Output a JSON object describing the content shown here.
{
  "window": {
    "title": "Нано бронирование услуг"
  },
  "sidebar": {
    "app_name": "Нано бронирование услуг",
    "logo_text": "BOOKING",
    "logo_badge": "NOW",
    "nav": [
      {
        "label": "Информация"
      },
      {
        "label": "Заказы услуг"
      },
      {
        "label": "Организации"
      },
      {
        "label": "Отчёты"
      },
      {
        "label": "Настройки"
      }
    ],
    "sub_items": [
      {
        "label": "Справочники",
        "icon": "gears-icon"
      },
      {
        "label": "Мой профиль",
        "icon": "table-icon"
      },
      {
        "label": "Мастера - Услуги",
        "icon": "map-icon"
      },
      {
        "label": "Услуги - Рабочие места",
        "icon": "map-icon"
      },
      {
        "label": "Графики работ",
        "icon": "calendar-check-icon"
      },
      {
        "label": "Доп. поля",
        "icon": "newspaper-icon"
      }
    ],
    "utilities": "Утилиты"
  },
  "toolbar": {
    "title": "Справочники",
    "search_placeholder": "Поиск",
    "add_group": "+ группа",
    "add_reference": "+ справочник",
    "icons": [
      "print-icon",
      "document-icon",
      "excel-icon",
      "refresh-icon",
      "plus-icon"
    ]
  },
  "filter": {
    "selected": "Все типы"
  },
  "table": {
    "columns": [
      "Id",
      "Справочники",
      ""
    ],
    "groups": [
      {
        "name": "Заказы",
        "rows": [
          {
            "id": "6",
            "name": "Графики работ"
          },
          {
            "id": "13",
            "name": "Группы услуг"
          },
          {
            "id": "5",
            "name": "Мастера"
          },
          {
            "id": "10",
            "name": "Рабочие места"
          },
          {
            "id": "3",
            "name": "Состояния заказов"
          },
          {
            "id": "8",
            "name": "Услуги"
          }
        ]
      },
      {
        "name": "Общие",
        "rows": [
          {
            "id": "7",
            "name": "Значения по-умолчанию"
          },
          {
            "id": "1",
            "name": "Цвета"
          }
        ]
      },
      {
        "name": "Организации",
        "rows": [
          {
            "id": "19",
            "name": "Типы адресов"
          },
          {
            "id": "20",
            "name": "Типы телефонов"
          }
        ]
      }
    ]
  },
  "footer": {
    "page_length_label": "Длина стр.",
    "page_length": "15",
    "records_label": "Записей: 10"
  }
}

TASK INSTRUCTIONS:
Identify and copy lines that hold the string "title".

FULL OUTPUT:
    "title": "Нано бронирование услуг"
    "title": "Справочники",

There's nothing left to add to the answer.